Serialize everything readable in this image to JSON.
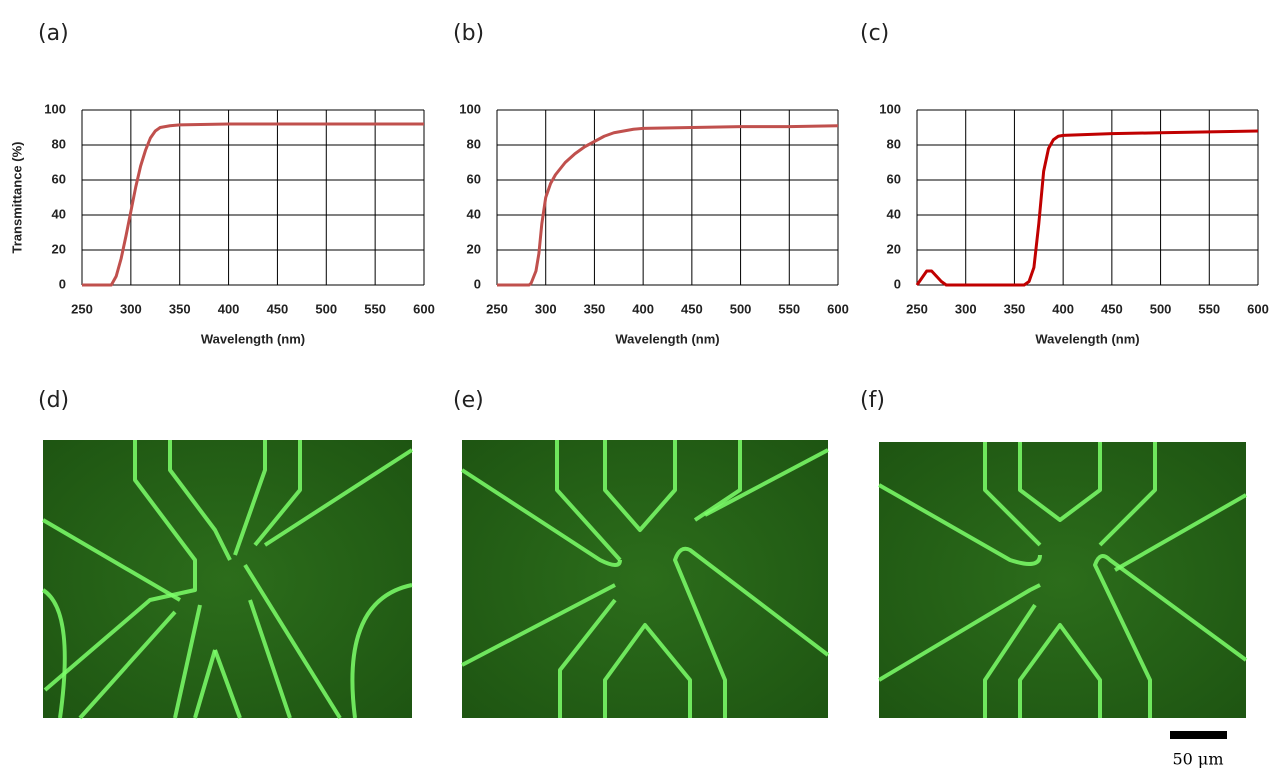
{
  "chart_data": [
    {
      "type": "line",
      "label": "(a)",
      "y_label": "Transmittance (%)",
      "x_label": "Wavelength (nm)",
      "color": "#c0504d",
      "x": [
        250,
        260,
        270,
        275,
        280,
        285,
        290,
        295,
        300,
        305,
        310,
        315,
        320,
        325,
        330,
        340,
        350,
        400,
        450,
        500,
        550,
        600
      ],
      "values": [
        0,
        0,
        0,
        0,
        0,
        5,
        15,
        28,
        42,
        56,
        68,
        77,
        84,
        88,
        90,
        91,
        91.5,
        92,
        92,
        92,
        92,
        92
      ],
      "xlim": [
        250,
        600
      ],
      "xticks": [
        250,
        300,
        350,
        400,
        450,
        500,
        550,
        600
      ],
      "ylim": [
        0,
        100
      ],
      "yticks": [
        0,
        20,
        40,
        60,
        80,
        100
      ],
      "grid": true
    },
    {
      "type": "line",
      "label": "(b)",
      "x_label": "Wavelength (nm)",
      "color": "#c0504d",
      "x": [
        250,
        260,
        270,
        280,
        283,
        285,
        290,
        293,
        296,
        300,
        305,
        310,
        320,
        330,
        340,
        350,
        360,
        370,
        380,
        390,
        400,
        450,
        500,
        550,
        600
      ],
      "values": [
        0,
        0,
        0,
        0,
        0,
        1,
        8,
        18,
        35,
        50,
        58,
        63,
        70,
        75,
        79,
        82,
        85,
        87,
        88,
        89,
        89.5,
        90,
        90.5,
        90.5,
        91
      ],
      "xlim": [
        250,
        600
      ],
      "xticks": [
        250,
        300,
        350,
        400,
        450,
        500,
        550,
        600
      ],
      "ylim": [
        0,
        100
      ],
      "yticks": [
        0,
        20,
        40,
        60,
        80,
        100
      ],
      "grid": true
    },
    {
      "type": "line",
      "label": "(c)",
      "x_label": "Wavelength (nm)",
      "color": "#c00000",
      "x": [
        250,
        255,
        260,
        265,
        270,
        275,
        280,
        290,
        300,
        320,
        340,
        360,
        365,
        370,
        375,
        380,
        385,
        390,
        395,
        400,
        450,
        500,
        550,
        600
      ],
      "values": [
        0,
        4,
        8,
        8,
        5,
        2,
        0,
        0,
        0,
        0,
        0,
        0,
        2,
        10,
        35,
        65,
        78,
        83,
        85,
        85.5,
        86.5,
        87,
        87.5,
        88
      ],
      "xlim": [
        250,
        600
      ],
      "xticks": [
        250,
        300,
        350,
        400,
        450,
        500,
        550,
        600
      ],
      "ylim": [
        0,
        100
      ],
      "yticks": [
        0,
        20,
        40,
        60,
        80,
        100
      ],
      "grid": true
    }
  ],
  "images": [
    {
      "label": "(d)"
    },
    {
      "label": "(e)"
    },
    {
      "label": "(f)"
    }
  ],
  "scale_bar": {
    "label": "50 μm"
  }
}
++++
Exercise brief: Print out the material word for word, omitting the pictures.

Result below:
Serialize everything readable in this image to JSON.
{
  "chart_data": [
    {
      "type": "line",
      "label": "(a)",
      "y_label": "Transmittance (%)",
      "x_label": "Wavelength (nm)",
      "color": "#c0504d",
      "x": [
        250,
        260,
        270,
        275,
        280,
        285,
        290,
        295,
        300,
        305,
        310,
        315,
        320,
        325,
        330,
        340,
        350,
        400,
        450,
        500,
        550,
        600
      ],
      "values": [
        0,
        0,
        0,
        0,
        0,
        5,
        15,
        28,
        42,
        56,
        68,
        77,
        84,
        88,
        90,
        91,
        91.5,
        92,
        92,
        92,
        92,
        92
      ],
      "xlim": [
        250,
        600
      ],
      "xticks": [
        250,
        300,
        350,
        400,
        450,
        500,
        550,
        600
      ],
      "ylim": [
        0,
        100
      ],
      "yticks": [
        0,
        20,
        40,
        60,
        80,
        100
      ],
      "grid": true
    },
    {
      "type": "line",
      "label": "(b)",
      "x_label": "Wavelength (nm)",
      "color": "#c0504d",
      "x": [
        250,
        260,
        270,
        280,
        283,
        285,
        290,
        293,
        296,
        300,
        305,
        310,
        320,
        330,
        340,
        350,
        360,
        370,
        380,
        390,
        400,
        450,
        500,
        550,
        600
      ],
      "values": [
        0,
        0,
        0,
        0,
        0,
        1,
        8,
        18,
        35,
        50,
        58,
        63,
        70,
        75,
        79,
        82,
        85,
        87,
        88,
        89,
        89.5,
        90,
        90.5,
        90.5,
        91
      ],
      "xlim": [
        250,
        600
      ],
      "xticks": [
        250,
        300,
        350,
        400,
        450,
        500,
        550,
        600
      ],
      "ylim": [
        0,
        100
      ],
      "yticks": [
        0,
        20,
        40,
        60,
        80,
        100
      ],
      "grid": true
    },
    {
      "type": "line",
      "label": "(c)",
      "x_label": "Wavelength (nm)",
      "color": "#c00000",
      "x": [
        250,
        255,
        260,
        265,
        270,
        275,
        280,
        290,
        300,
        320,
        340,
        360,
        365,
        370,
        375,
        380,
        385,
        390,
        395,
        400,
        450,
        500,
        550,
        600
      ],
      "values": [
        0,
        4,
        8,
        8,
        5,
        2,
        0,
        0,
        0,
        0,
        0,
        0,
        2,
        10,
        35,
        65,
        78,
        83,
        85,
        85.5,
        86.5,
        87,
        87.5,
        88
      ],
      "xlim": [
        250,
        600
      ],
      "xticks": [
        250,
        300,
        350,
        400,
        450,
        500,
        550,
        600
      ],
      "ylim": [
        0,
        100
      ],
      "yticks": [
        0,
        20,
        40,
        60,
        80,
        100
      ],
      "grid": true
    }
  ],
  "images": [
    {
      "label": "(d)"
    },
    {
      "label": "(e)"
    },
    {
      "label": "(f)"
    }
  ],
  "scale_bar": {
    "label": "50 μm"
  }
}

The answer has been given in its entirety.